> Request: Count how many lines below contain the word "Reach", then give that number alone.

· · · · · · ·

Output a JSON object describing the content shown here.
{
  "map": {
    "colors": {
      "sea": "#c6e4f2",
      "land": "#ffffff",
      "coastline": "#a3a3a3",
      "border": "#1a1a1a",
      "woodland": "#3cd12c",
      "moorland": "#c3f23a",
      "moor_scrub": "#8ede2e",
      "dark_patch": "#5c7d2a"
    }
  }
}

· · · · · · ·

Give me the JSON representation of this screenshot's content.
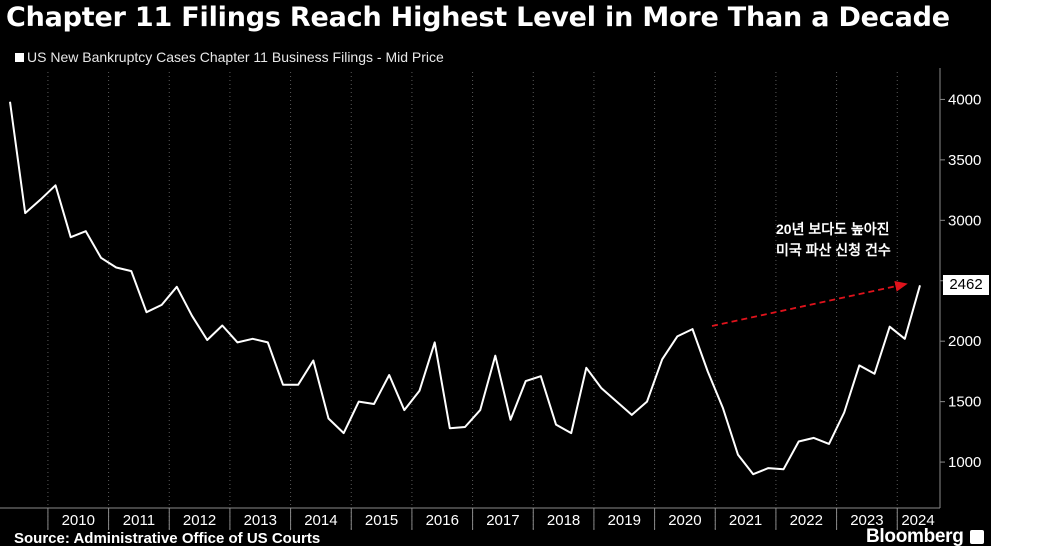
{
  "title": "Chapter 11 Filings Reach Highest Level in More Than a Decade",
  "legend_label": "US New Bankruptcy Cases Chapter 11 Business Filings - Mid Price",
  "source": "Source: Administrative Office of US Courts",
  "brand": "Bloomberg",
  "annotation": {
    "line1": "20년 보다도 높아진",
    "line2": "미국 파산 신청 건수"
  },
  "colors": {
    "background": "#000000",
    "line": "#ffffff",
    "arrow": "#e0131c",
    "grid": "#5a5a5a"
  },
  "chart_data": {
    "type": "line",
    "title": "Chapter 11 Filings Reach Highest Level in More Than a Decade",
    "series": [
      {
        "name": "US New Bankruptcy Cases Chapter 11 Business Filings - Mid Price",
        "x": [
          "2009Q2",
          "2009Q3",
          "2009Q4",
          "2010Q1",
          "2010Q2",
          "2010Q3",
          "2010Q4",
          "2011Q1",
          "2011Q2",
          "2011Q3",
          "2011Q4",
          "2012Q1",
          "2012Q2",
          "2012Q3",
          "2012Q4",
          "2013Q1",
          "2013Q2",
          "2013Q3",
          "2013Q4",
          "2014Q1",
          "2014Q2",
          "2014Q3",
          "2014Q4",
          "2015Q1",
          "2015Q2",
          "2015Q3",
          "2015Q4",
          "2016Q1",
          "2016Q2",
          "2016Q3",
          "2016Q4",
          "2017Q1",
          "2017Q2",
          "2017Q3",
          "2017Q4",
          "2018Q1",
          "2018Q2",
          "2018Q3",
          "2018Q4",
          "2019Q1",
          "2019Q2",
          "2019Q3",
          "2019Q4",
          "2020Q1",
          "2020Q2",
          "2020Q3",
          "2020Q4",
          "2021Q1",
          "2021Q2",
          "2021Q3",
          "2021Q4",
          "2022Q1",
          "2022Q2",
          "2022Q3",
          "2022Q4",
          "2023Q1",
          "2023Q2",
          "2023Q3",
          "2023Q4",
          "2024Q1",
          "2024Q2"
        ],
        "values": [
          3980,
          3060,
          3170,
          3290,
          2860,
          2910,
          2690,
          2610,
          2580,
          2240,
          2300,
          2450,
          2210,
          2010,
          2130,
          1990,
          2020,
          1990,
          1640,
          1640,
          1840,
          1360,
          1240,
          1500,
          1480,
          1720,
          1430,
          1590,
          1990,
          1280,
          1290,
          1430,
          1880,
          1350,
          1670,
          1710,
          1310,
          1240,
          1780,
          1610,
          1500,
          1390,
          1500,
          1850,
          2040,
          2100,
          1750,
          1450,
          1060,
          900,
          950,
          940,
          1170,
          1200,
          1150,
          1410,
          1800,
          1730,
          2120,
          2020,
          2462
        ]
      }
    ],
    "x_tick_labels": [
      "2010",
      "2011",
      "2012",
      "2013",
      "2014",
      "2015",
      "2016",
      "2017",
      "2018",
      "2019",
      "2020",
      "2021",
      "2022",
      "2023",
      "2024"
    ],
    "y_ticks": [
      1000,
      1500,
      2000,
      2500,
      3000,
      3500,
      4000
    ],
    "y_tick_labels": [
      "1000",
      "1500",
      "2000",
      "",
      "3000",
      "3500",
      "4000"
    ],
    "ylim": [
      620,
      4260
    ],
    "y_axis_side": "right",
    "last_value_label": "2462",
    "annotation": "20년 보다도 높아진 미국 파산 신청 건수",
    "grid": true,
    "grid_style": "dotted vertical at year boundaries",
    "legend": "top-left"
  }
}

· · · · · · ·

> The output: 2